EXERCISE
Go through the entries and transcribe each one exactly, dropping the pictures.

RECORDS
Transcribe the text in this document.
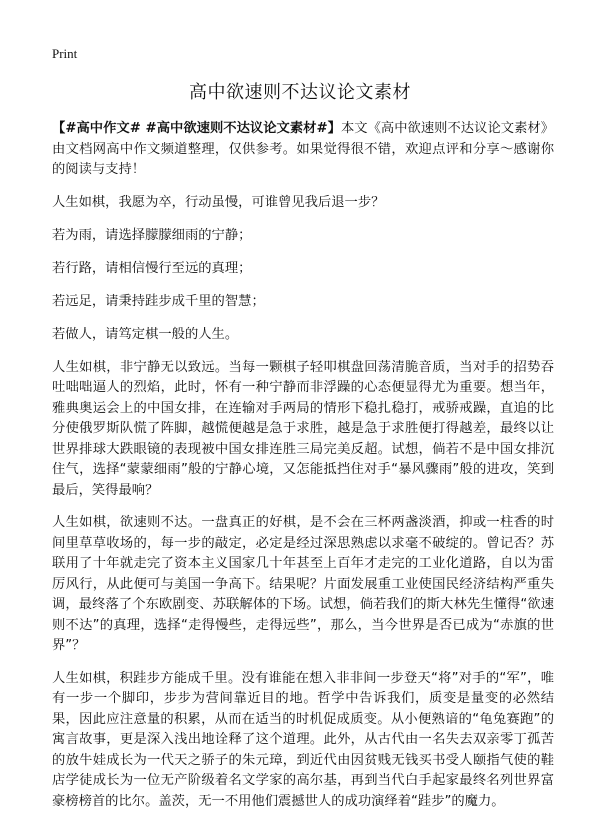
Print
高中欲速则不达议论文素材

【#高中作文# #高中欲速则不达议论文素材#】本文《高中欲速则不达议论文素材》由文档网高中作文频道整理，仅供参考。如果觉得很不错，欢迎点评和分享～感谢你的阅读与支持！

人生如棋，我愿为卒，行动虽慢，可谁曾见我后退一步？

若为雨，请选择朦朦细雨的宁静；

若行路，请相信慢行至远的真理；

若远足，请秉持跬步成千里的智慧；

若做人，请笃定棋一般的人生。

人生如棋，非宁静无以致远。当每一颗棋子轻叩棋盘回荡清脆音质，当对手的招势吞吐咄咄逼人的烈焰，此时，怀有一种宁静而非浮躁的心态便显得尤为重要。想当年，雅典奥运会上的中国女排，在连输对手两局的情形下稳扎稳打，戒骄戒躁，直追的比分使俄罗斯队慌了阵脚，越慌便越是急于求胜，越是急于求胜便打得越差，最终以让世界排球大跌眼镜的表现被中国女排连胜三局完美反超。试想，倘若不是中国女排沉住气，选择“蒙蒙细雨”般的宁静心境，又怎能抵挡住对手“暴风骤雨”般的进攻，笑到最后，笑得最响？

人生如棋，欲速则不达。一盘真正的好棋，是不会在三杯两盏淡酒，抑或一柱香的时间里草草收场的，每一步的敲定，必定是经过深思熟虑以求毫不破绽的。曾记否？苏联用了十年就走完了资本主义国家几十年甚至上百年才走完的工业化道路，自以为雷厉风行，从此便可与美国一争高下。结果呢？片面发展重工业使国民经济结构严重失调，最终落了个东欧剧变、苏联解体的下场。试想，倘若我们的斯大林先生懂得“欲速则不达”的真理，选择“走得慢些，走得远些”，那么，当今世界是否已成为“赤旗的世界”？

人生如棋，积跬步方能成千里。没有谁能在想入非非间一步登天“将”对手的“军”，唯有一步一个脚印，步步为营间靠近目的地。哲学中告诉我们，质变是量变的必然结果，因此应注意量的积累，从而在适当的时机促成质变。从小便熟谙的“龟兔赛跑”的寓言故事，更是深入浅出地诠释了这个道理。此外，从古代由一名失去双亲零丁孤苦的放牛娃成长为一代天之骄子的朱元璋，到近代由因贫贱无钱买书受人颐指气使的鞋店学徒成长为一位无产阶级着名文学家的高尔基，再到当代白手起家最终名列世界富豪榜榜首的比尔。盖茨，无一不用他们震撼世人的成功演绎着“跬步”的魔力。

CORRECT RESPONSE
Transcribe the text in this document.
Print
高中欲速则不达议论文素材

【#高中作文# #高中欲速则不达议论文素材#】本文《高中欲速则不达议论文素材》由文档网高中作文频道整理，仅供参考。如果觉得很不错，欢迎点评和分享～感谢你的阅读与支持！

人生如棋，我愿为卒，行动虽慢，可谁曾见我后退一步？

若为雨，请选择朦朦细雨的宁静；

若行路，请相信慢行至远的真理；

若远足，请秉持跬步成千里的智慧；

若做人，请笃定棋一般的人生。

人生如棋，非宁静无以致远。当每一颗棋子轻叩棋盘回荡清脆音质，当对手的招势吞吐咄咄逼人的烈焰，此时，怀有一种宁静而非浮躁的心态便显得尤为重要。想当年，雅典奥运会上的中国女排，在连输对手两局的情形下稳扎稳打，戒骄戒躁，直追的比分使俄罗斯队慌了阵脚，越慌便越是急于求胜，越是急于求胜便打得越差，最终以让世界排球大跌眼镜的表现被中国女排连胜三局完美反超。试想，倘若不是中国女排沉住气，选择“蒙蒙细雨”般的宁静心境，又怎能抵挡住对手“暴风骤雨”般的进攻，笑到最后，笑得最响？

人生如棋，欲速则不达。一盘真正的好棋，是不会在三杯两盏淡酒，抑或一柱香的时间里草草收场的，每一步的敲定，必定是经过深思熟虑以求毫不破绽的。曾记否？苏联用了十年就走完了资本主义国家几十年甚至上百年才走完的工业化道路，自以为雷厉风行，从此便可与美国一争高下。结果呢？片面发展重工业使国民经济结构严重失调，最终落了个东欧剧变、苏联解体的下场。试想，倘若我们的斯大林先生懂得“欲速则不达”的真理，选择“走得慢些，走得远些”，那么，当今世界是否已成为“赤旗的世界”？

人生如棋，积跬步方能成千里。没有谁能在想入非非间一步登天“将”对手的“军”，唯有一步一个脚印，步步为营间靠近目的地。哲学中告诉我们，质变是量变的必然结果，因此应注意量的积累，从而在适当的时机促成质变。从小便熟谙的“龟兔赛跑”的寓言故事，更是深入浅出地诠释了这个道理。此外，从古代由一名失去双亲零丁孤苦的放牛娃成长为一代天之骄子的朱元璋，到近代由因贫贱无钱买书受人颐指气使的鞋店学徒成长为一位无产阶级着名文学家的高尔基，再到当代白手起家最终名列世界富豪榜榜首的比尔。盖茨，无一不用他们震撼世人的成功演绎着“跬步”的魔力。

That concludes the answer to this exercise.